***** ROWS

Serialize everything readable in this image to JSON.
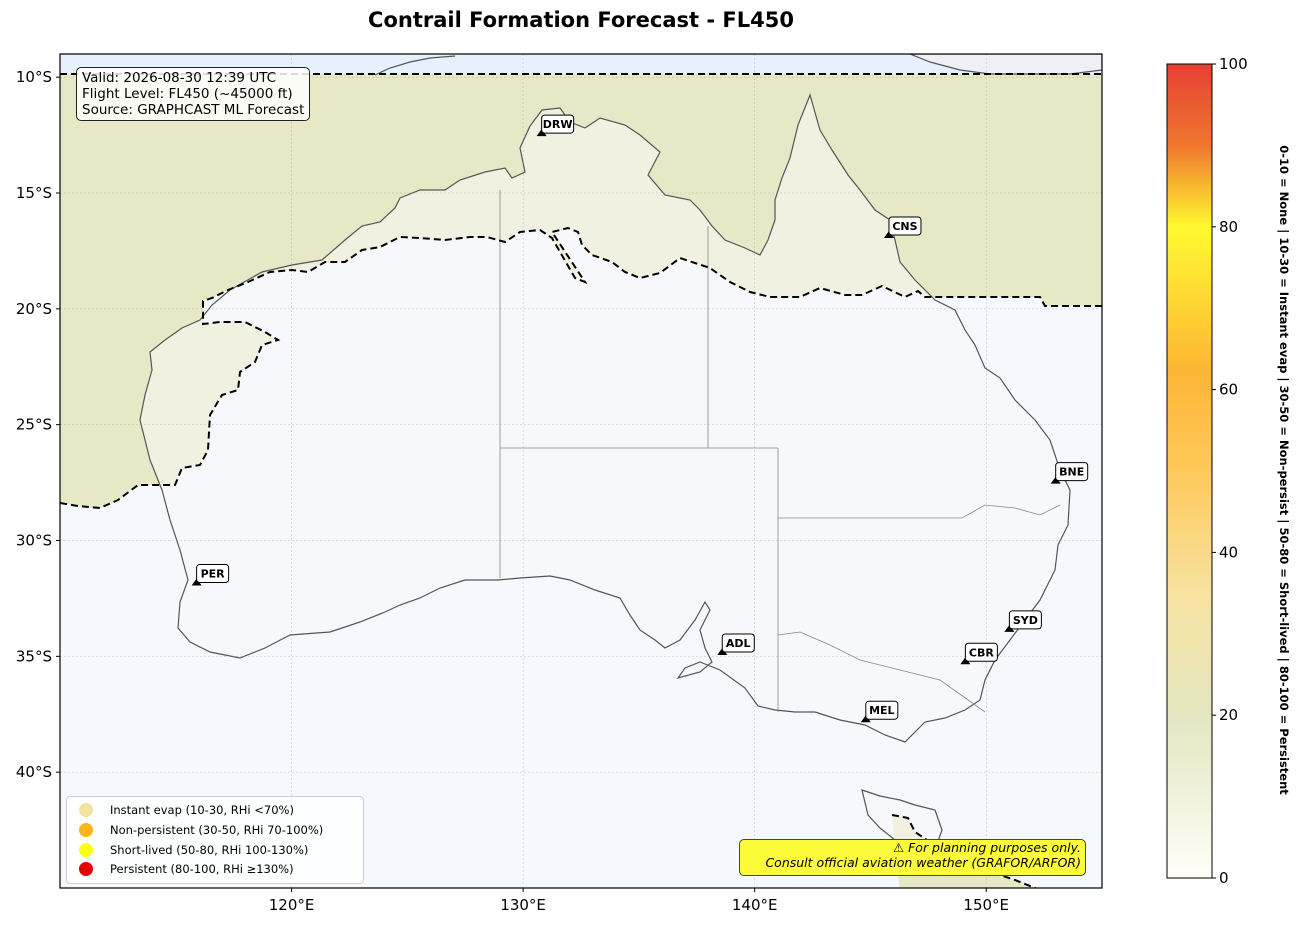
{
  "title": "Contrail Formation Forecast - FL450",
  "info": {
    "valid": "Valid: 2026-08-30 12:39 UTC",
    "flight_level": "Flight Level: FL450 (~45000 ft)",
    "source": "Source: GRAPHCAST ML Forecast"
  },
  "axes": {
    "lat_ticks": [
      "10°S",
      "15°S",
      "20°S",
      "25°S",
      "30°S",
      "35°S",
      "40°S"
    ],
    "lat_values": [
      -10,
      -15,
      -20,
      -25,
      -30,
      -35,
      -40
    ],
    "lon_ticks": [
      "120°E",
      "130°E",
      "140°E",
      "150°E"
    ],
    "lon_values": [
      120,
      130,
      140,
      150
    ],
    "extent": {
      "lon": [
        110,
        155
      ],
      "lat": [
        -45,
        -9
      ]
    }
  },
  "airports": [
    {
      "code": "DRW",
      "lon": 130.8,
      "lat": -12.5
    },
    {
      "code": "CNS",
      "lon": 145.8,
      "lat": -16.9
    },
    {
      "code": "BNE",
      "lon": 153.0,
      "lat": -27.5
    },
    {
      "code": "PER",
      "lon": 115.9,
      "lat": -31.9
    },
    {
      "code": "SYD",
      "lon": 151.0,
      "lat": -33.9
    },
    {
      "code": "CBR",
      "lon": 149.1,
      "lat": -35.3
    },
    {
      "code": "ADL",
      "lon": 138.6,
      "lat": -34.9
    },
    {
      "code": "MEL",
      "lon": 144.8,
      "lat": -37.8
    }
  ],
  "legend": {
    "items": [
      {
        "label": "Instant evap (10-30, RHi <70%)",
        "color": "#f3e3a0"
      },
      {
        "label": "Non-persistent (30-50, RHi 70-100%)",
        "color": "#fdb515"
      },
      {
        "label": "Short-lived (50-80, RHi 100-130%)",
        "color": "#ffff14"
      },
      {
        "label": "Persistent (80-100, RHi ≥130%)",
        "color": "#e50000"
      }
    ]
  },
  "disclaimer": {
    "line1": "⚠ For planning purposes only.",
    "line2": "Consult official aviation weather (GRAFOR/ARFOR)"
  },
  "colorbar": {
    "ticks": [
      "0",
      "20",
      "40",
      "60",
      "80",
      "100"
    ],
    "values": [
      0,
      20,
      40,
      60,
      80,
      100
    ],
    "side_label": "0-10 = None  |  10-30 = Instant evap  |  30-50 = Non-persist  |  50-80 = Short-lived  |  80-100 = Persistent",
    "colors": [
      "#fffff8",
      "#e3e6c0",
      "#f8e2a0",
      "#fdc95a",
      "#fdb535",
      "#fff930",
      "#f0762f",
      "#e64034"
    ]
  }
}
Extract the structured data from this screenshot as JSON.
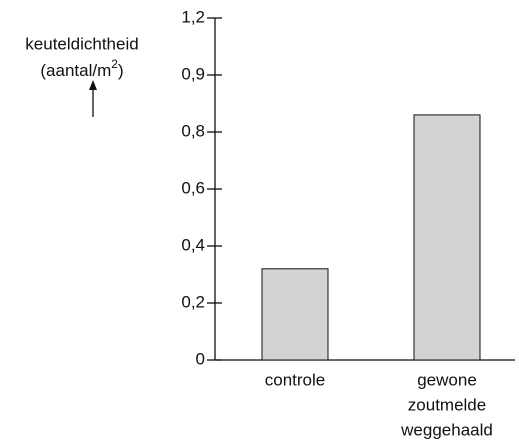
{
  "chart_data": {
    "type": "bar",
    "ylabel": {
      "name": "keuteldichtheid",
      "unit": "(aantal/m",
      "unit_sup": "2",
      "unit_end": ")"
    },
    "categories": [
      [
        "controle"
      ],
      [
        "gewone",
        "zoutmelde",
        "weggehaald"
      ]
    ],
    "values": [
      0.32,
      0.83
    ],
    "color": "#d3d3d3",
    "ylim": [
      0,
      1.2
    ],
    "yticks": [
      0,
      {
        "value": 0.2,
        "label": "0,2"
      },
      {
        "value": 0.4,
        "label": "0,4"
      },
      {
        "value": 0.6,
        "label": "0,6"
      },
      {
        "value": 0.8,
        "label": "0,8"
      },
      {
        "value": 0.9,
        "label": "0,9"
      },
      {
        "value": 1.2,
        "label": "1,2"
      }
    ]
  }
}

**********

Reproduce each entry precisely. Leave the pictures out.

Serialize everything readable in this image to JSON.
{
  "title": "Contrail Formation Forecast - FL450",
  "info": {
    "valid": "Valid: 2026-08-30 12:39 UTC",
    "flight_level": "Flight Level: FL450 (~45000 ft)",
    "source": "Source: GRAPHCAST ML Forecast"
  },
  "axes": {
    "lat_ticks": [
      "10°S",
      "15°S",
      "20°S",
      "25°S",
      "30°S",
      "35°S",
      "40°S"
    ],
    "lat_values": [
      -10,
      -15,
      -20,
      -25,
      -30,
      -35,
      -40
    ],
    "lon_ticks": [
      "120°E",
      "130°E",
      "140°E",
      "150°E"
    ],
    "lon_values": [
      120,
      130,
      140,
      150
    ],
    "extent": {
      "lon": [
        110,
        155
      ],
      "lat": [
        -45,
        -9
      ]
    }
  },
  "airports": [
    {
      "code": "DRW",
      "lon": 130.8,
      "lat": -12.5
    },
    {
      "code": "CNS",
      "lon": 145.8,
      "lat": -16.9
    },
    {
      "code": "BNE",
      "lon": 153.0,
      "lat": -27.5
    },
    {
      "code": "PER",
      "lon": 115.9,
      "lat": -31.9
    },
    {
      "code": "SYD",
      "lon": 151.0,
      "lat": -33.9
    },
    {
      "code": "CBR",
      "lon": 149.1,
      "lat": -35.3
    },
    {
      "code": "ADL",
      "lon": 138.6,
      "lat": -34.9
    },
    {
      "code": "MEL",
      "lon": 144.8,
      "lat": -37.8
    }
  ],
  "legend": {
    "items": [
      {
        "label": "Instant evap (10-30, RHi <70%)",
        "color": "#f3e3a0"
      },
      {
        "label": "Non-persistent (30-50, RHi 70-100%)",
        "color": "#fdb515"
      },
      {
        "label": "Short-lived (50-80, RHi 100-130%)",
        "color": "#ffff14"
      },
      {
        "label": "Persistent (80-100, RHi ≥130%)",
        "color": "#e50000"
      }
    ]
  },
  "disclaimer": {
    "line1": "⚠ For planning purposes only.",
    "line2": "Consult official aviation weather (GRAFOR/ARFOR)"
  },
  "colorbar": {
    "ticks": [
      "0",
      "20",
      "40",
      "60",
      "80",
      "100"
    ],
    "values": [
      0,
      20,
      40,
      60,
      80,
      100
    ],
    "side_label": "0-10 = None  |  10-30 = Instant evap  |  30-50 = Non-persist  |  50-80 = Short-lived  |  80-100 = Persistent",
    "colors": [
      "#fffff8",
      "#e3e6c0",
      "#f8e2a0",
      "#fdc95a",
      "#fdb535",
      "#fff930",
      "#f0762f",
      "#e64034"
    ]
  }
}
Extract the structured data from this screenshot as JSON.
{
  "chart_data": {
    "type": "bar",
    "ylabel": {
      "name": "keuteldichtheid",
      "unit": "(aantal/m",
      "unit_sup": "2",
      "unit_end": ")"
    },
    "categories": [
      [
        "controle"
      ],
      [
        "gewone",
        "zoutmelde",
        "weggehaald"
      ]
    ],
    "values": [
      0.32,
      0.83
    ],
    "color": "#d3d3d3",
    "ylim": [
      0,
      1.2
    ],
    "yticks": [
      0,
      {
        "value": 0.2,
        "label": "0,2"
      },
      {
        "value": 0.4,
        "label": "0,4"
      },
      {
        "value": 0.6,
        "label": "0,6"
      },
      {
        "value": 0.8,
        "label": "0,8"
      },
      {
        "value": 0.9,
        "label": "0,9"
      },
      {
        "value": 1.2,
        "label": "1,2"
      }
    ]
  }
}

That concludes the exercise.